• WHAT YOU NEED TO DO: Could you print out all of the data below word for word, omitting the pictures?

= = = =

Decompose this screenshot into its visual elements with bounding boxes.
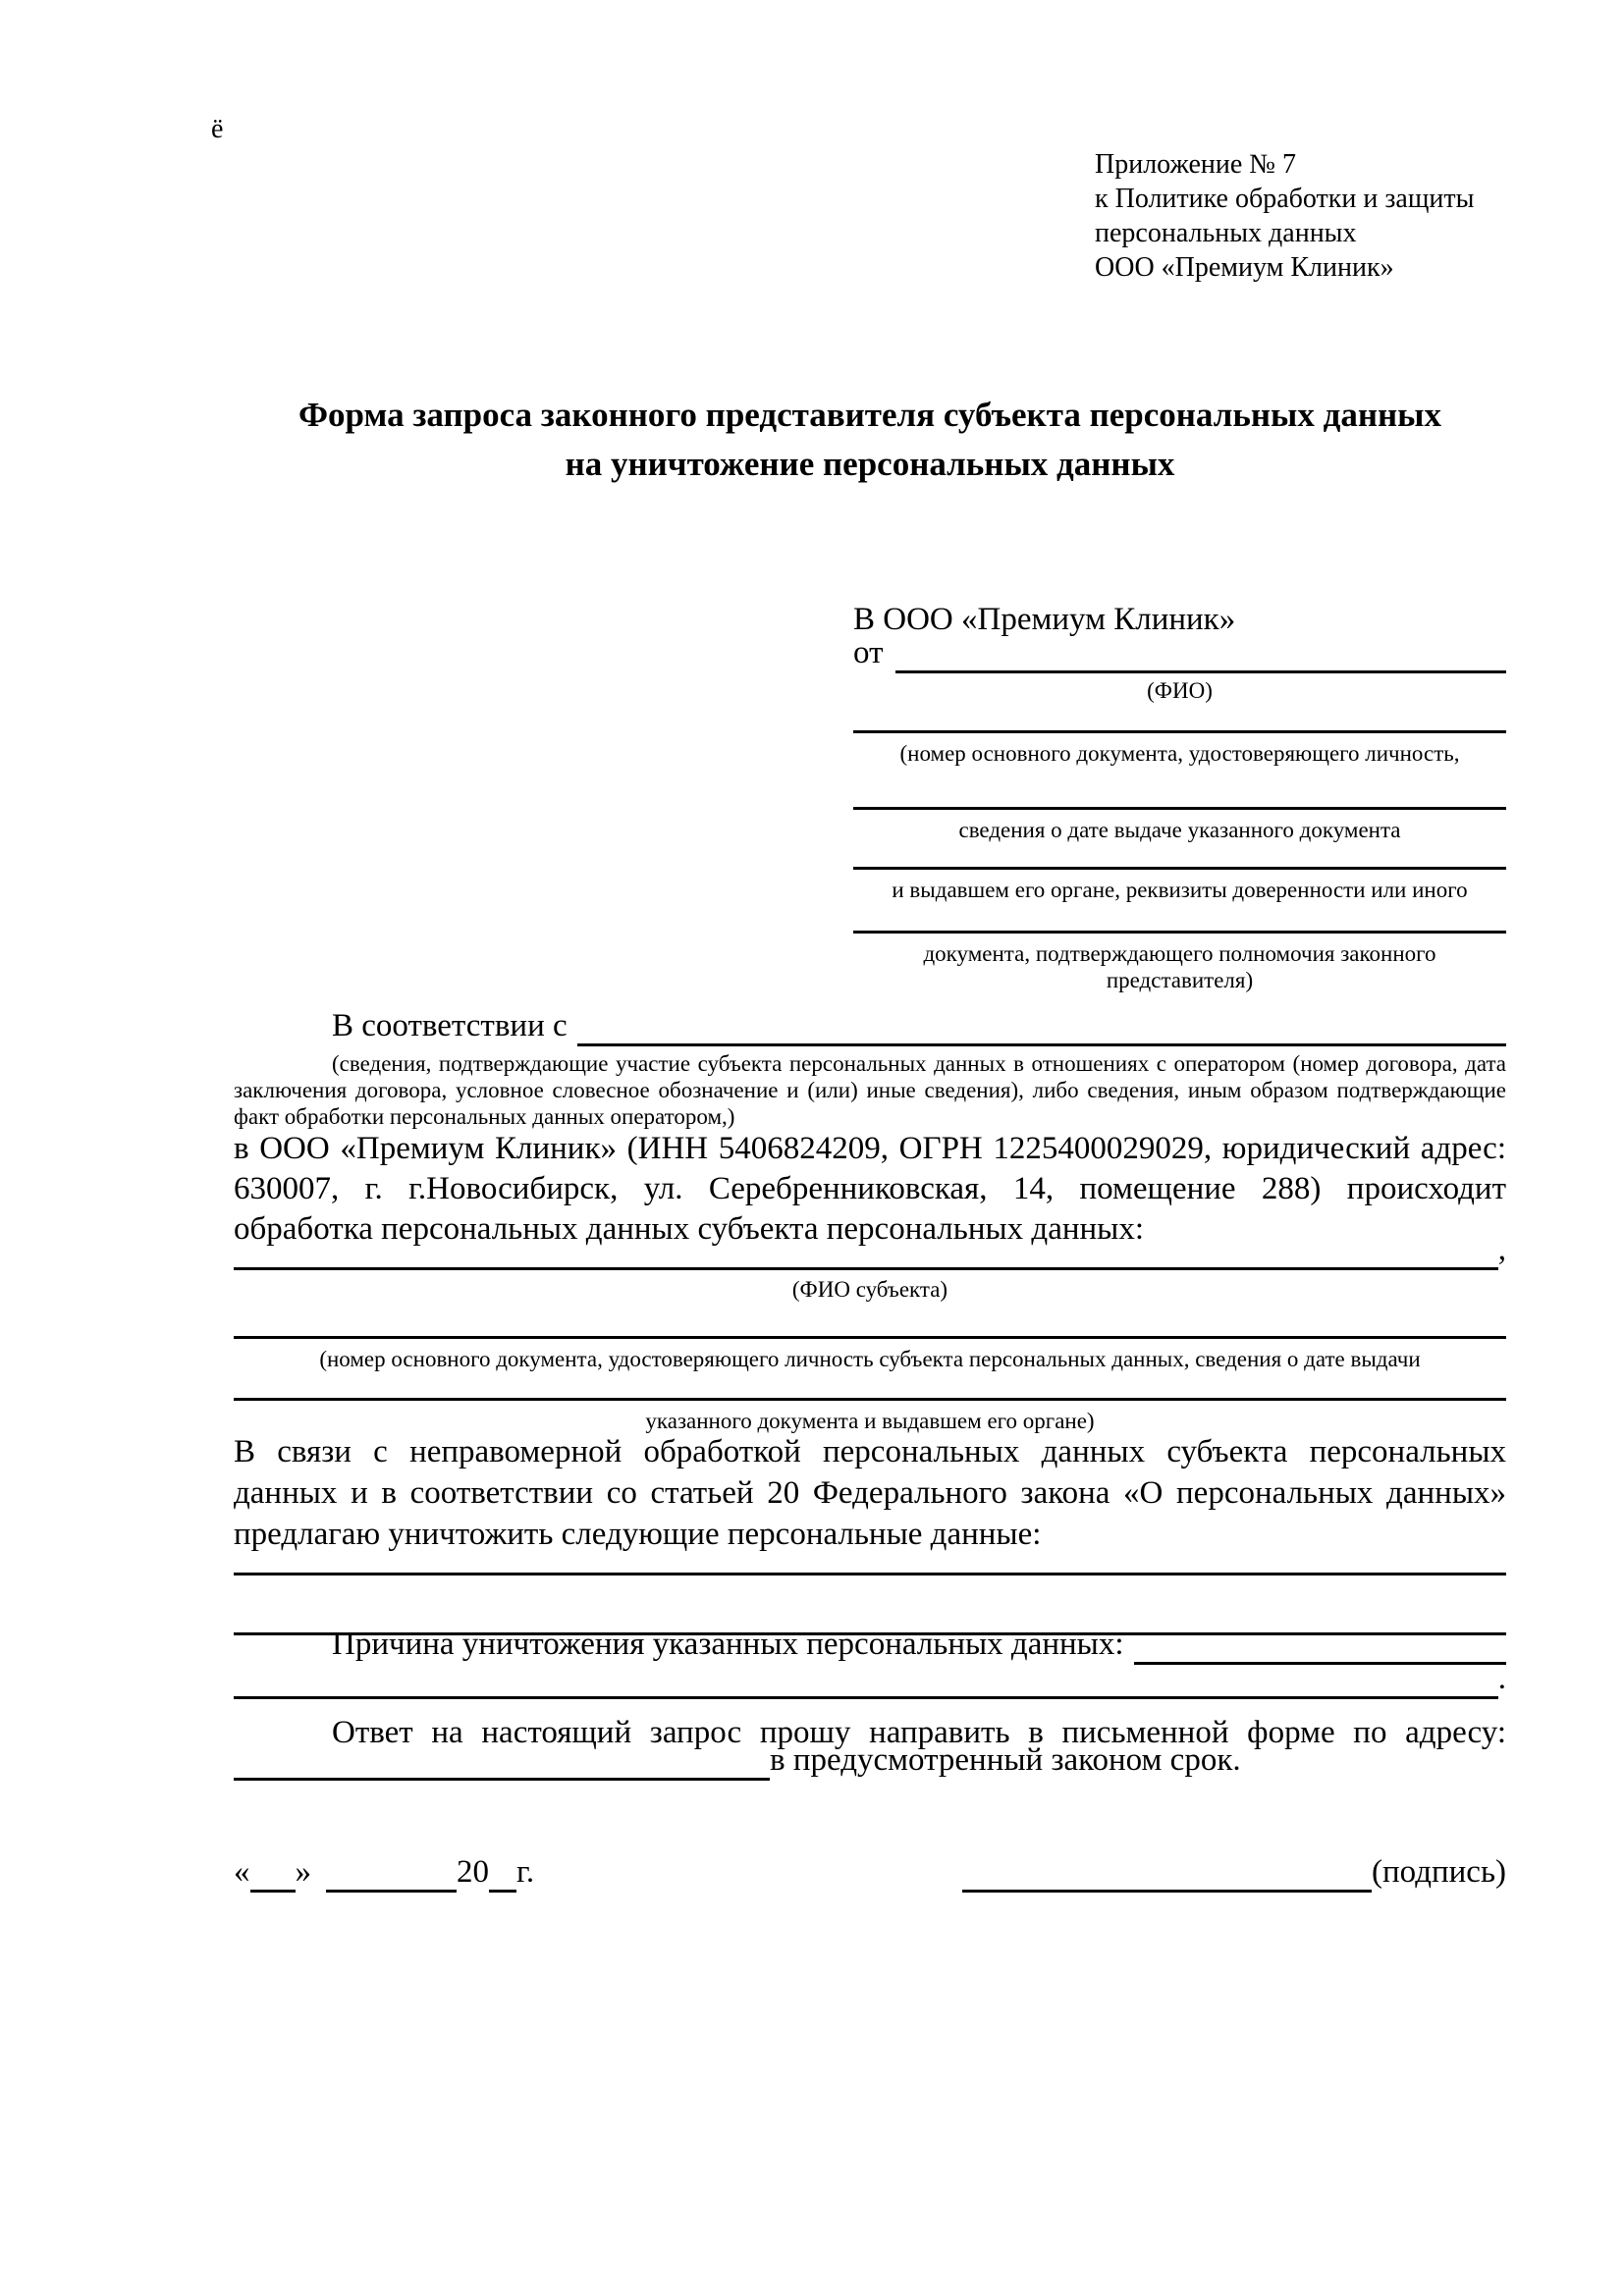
appendix-line: к Политике обработки и защиты	[1095, 184, 1475, 214]
subject-fio-blank-line	[234, 1267, 1498, 1270]
reply-tail: в предусмотренный законом срок.	[770, 1742, 1241, 1778]
appendix-block	[1095, 147, 1527, 285]
blank-line-caption: и выдавшем его органе, реквизиты доверенности или иного	[892, 878, 1468, 902]
blank-line	[853, 807, 1506, 810]
blank-line-caption: сведения о дате выдаче указанного документа	[958, 818, 1401, 842]
subject-fio-row	[234, 1232, 1506, 1270]
reply-sentence: Ответ на настоящий запрос прошу направить в письменной форме по адресу:	[332, 1715, 1506, 1750]
appendix-line: персональных данных	[1095, 218, 1357, 248]
signature-blank-line	[962, 1889, 1372, 1893]
blank-line	[853, 730, 1506, 733]
date-signature-row	[234, 1854, 1506, 1893]
document-title	[234, 391, 1506, 489]
from-label: от	[853, 635, 884, 670]
reason-blank-line2	[234, 1696, 1498, 1699]
blank-line-caption: (номер основного документа, удостоверяющего личность,	[899, 741, 1460, 766]
blank-line-caption: документа, подтверждающего полномочия законного представителя)	[923, 941, 1436, 992]
addressee-company: В ООО «Премиум Клиник»	[853, 602, 1236, 637]
accordance-note: (сведения, подтверждающие участие субъекта персональных данных в отношениях с оператором (номер договора, дата заключения договора, условное словесное обозначение и (или) иные сведения), либо сведения, иным образом подтверждающие факт обработки персональных данных оператором,)	[234, 1051, 1506, 1129]
document-title-line2: на уничтожение персональных данных	[565, 445, 1175, 483]
signature-group	[962, 1851, 1506, 1893]
accordance-blank-line	[577, 1043, 1506, 1046]
reason-blank-line	[1134, 1662, 1506, 1665]
appendix-line: Приложение № 7	[1095, 149, 1296, 180]
date-close-quote: »	[295, 1854, 311, 1890]
date-day-blank	[250, 1889, 296, 1893]
accordance-row	[234, 1008, 1506, 1046]
stray-character: ё	[211, 114, 224, 144]
subject-doc-caption: указанного документа и выдавшем его органе)	[645, 1409, 1095, 1433]
from-blank-line	[895, 670, 1507, 673]
reason-line-suffix: .	[1497, 1661, 1506, 1696]
appendix-line: ООО «Премиум Клиник»	[1095, 252, 1394, 283]
blank-line	[234, 1398, 1506, 1401]
from-row	[853, 635, 1506, 673]
reason-label: Причина уничтожения указанных персональных данных:	[332, 1627, 1124, 1662]
blank-line	[234, 1336, 1506, 1339]
blank-line	[853, 867, 1506, 870]
reason-continuation-row	[234, 1661, 1506, 1699]
date-open-quote: «	[234, 1854, 250, 1890]
document-title-line1: Форма запроса законного представителя субъекта персональных данных	[298, 396, 1441, 434]
operator-paragraph: в ООО «Премиум Клиник» (ИНН 5406824209, ОГРН 1225400029029, юридический адрес: 630007, г. г.Новосибирск, ул. Серебренниковская, 14, помещение 288) происходит обработка персональных данных субъекта персональных данных:	[234, 1131, 1506, 1247]
date-year-suffix: г.	[516, 1854, 535, 1890]
date-group	[234, 1851, 534, 1893]
date-year-blank	[489, 1889, 516, 1893]
subject-line-suffix: ,	[1497, 1232, 1506, 1267]
subject-fio-caption: (ФИО субъекта)	[791, 1277, 948, 1302]
subject-doc-caption: (номер основного документа, удостоверяющего личность субъекта персональных данных, сведения о дате выдачи	[319, 1347, 1421, 1371]
reason-row	[234, 1627, 1506, 1665]
address-blank-line	[234, 1778, 770, 1781]
request-paragraph: В связи с неправомерной обработкой персональных данных субъекта персональных данных и в соответствии со статьей 20 Федерального закона «О персональных данных» предлагаю уничтожить следующие персональные данные:	[234, 1434, 1506, 1552]
blank-line	[853, 931, 1506, 934]
signature-caption: (подпись)	[1372, 1854, 1506, 1890]
date-year-prefix: 20	[457, 1854, 489, 1890]
fio-caption: (ФИО)	[1147, 678, 1213, 703]
accordance-label: В соответствии с	[332, 1008, 568, 1043]
reply-address-row	[234, 1742, 1506, 1781]
blank-line	[234, 1573, 1506, 1575]
date-month-blank	[326, 1889, 457, 1893]
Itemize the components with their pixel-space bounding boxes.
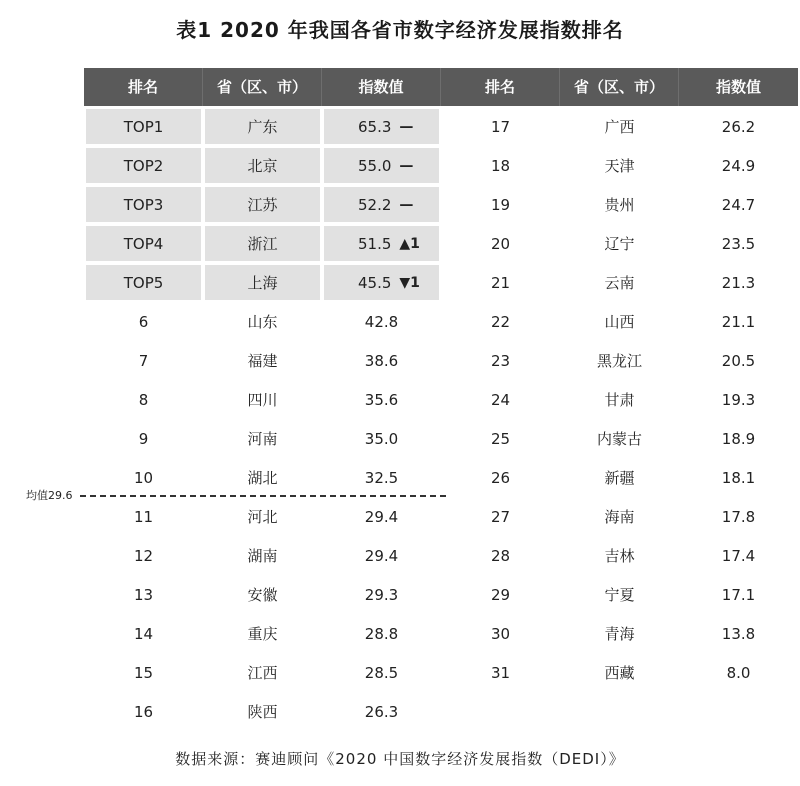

= = = =

• ANSWER FOR THIS EXERCISE:
Decompose this screenshot into its visual elements with bounding boxes.
appendix-line: к Политике обработки и защиты	[1095, 184, 1475, 214]
subject-fio-blank-line	[234, 1267, 1498, 1270]
reply-tail: в предусмотренный законом срок.	[770, 1742, 1241, 1778]
appendix-block	[1095, 147, 1527, 285]
blank-line-caption: и выдавшем его органе, реквизиты доверенности или иного	[892, 878, 1468, 902]
blank-line	[853, 807, 1506, 810]
blank-line-caption: сведения о дате выдаче указанного документа	[958, 818, 1401, 842]
subject-fio-row	[234, 1232, 1506, 1270]
reply-sentence: Ответ на настоящий запрос прошу направить в письменной форме по адресу:	[332, 1715, 1506, 1750]
appendix-line: персональных данных	[1095, 218, 1357, 248]
signature-blank-line	[962, 1889, 1372, 1893]
blank-line	[853, 730, 1506, 733]
date-signature-row	[234, 1854, 1506, 1893]
document-title	[234, 391, 1506, 489]
from-label: от	[853, 635, 884, 670]
reason-blank-line2	[234, 1696, 1498, 1699]
blank-line-caption: (номер основного документа, удостоверяющего личность,	[899, 741, 1460, 766]
blank-line-caption: документа, подтверждающего полномочия законного представителя)	[923, 941, 1436, 992]
addressee-company: В ООО «Премиум Клиник»	[853, 602, 1236, 637]
accordance-note: (сведения, подтверждающие участие субъекта персональных данных в отношениях с оператором (номер договора, дата заключения договора, условное словесное обозначение и (или) иные сведения), либо сведения, иным образом подтверждающие факт обработки персональных данных оператором,)	[234, 1051, 1506, 1129]
document-title-line2: на уничтожение персональных данных	[565, 445, 1175, 483]
signature-group	[962, 1851, 1506, 1893]
accordance-blank-line	[577, 1043, 1506, 1046]
reason-blank-line	[1134, 1662, 1506, 1665]
appendix-line: Приложение № 7	[1095, 149, 1296, 180]
date-close-quote: »	[295, 1854, 311, 1890]
date-day-blank	[250, 1889, 296, 1893]
accordance-row	[234, 1008, 1506, 1046]
stray-character: ё	[211, 114, 224, 144]
subject-doc-caption: указанного документа и выдавшем его органе)	[645, 1409, 1095, 1433]
from-blank-line	[895, 670, 1507, 673]
reason-line-suffix: .	[1497, 1661, 1506, 1696]
appendix-line: ООО «Премиум Клиник»	[1095, 252, 1394, 283]
blank-line	[234, 1398, 1506, 1401]
from-row	[853, 635, 1506, 673]
reason-label: Причина уничтожения указанных персональных данных:	[332, 1627, 1124, 1662]
blank-line	[234, 1336, 1506, 1339]
blank-line	[853, 867, 1506, 870]
reason-continuation-row	[234, 1661, 1506, 1699]
date-open-quote: «	[234, 1854, 250, 1890]
document-title-line1: Форма запроса законного представителя субъекта персональных данных	[298, 396, 1441, 434]
operator-paragraph: в ООО «Премиум Клиник» (ИНН 5406824209, ОГРН 1225400029029, юридический адрес: 630007, г. г.Новосибирск, ул. Серебренниковская, 14, помещение 288) происходит обработка персональных данных субъекта персональных данных:	[234, 1131, 1506, 1247]
date-year-suffix: г.	[516, 1854, 535, 1890]
date-group	[234, 1851, 534, 1893]
date-year-blank	[489, 1889, 516, 1893]
subject-line-suffix: ,	[1497, 1232, 1506, 1267]
subject-fio-caption: (ФИО субъекта)	[791, 1277, 948, 1302]
subject-doc-caption: (номер основного документа, удостоверяющего личность субъекта персональных данных, сведения о дате выдачи	[319, 1347, 1421, 1371]
reason-row	[234, 1627, 1506, 1665]
address-blank-line	[234, 1778, 770, 1781]
request-paragraph: В связи с неправомерной обработкой персональных данных субъекта персональных данных и в соответствии со статьей 20 Федерального закона «О персональных данных» предлагаю уничтожить следующие персональные данные:	[234, 1434, 1506, 1552]
blank-line	[853, 931, 1506, 934]
signature-caption: (подпись)	[1372, 1854, 1506, 1890]
date-year-prefix: 20	[457, 1854, 489, 1890]
fio-caption: (ФИО)	[1147, 678, 1213, 703]
accordance-label: В соответствии с	[332, 1008, 568, 1043]
reply-address-row	[234, 1742, 1506, 1781]
blank-line	[234, 1573, 1506, 1575]
date-month-blank	[326, 1889, 457, 1893]
Itemize the components with their pixel-space bounding boxes.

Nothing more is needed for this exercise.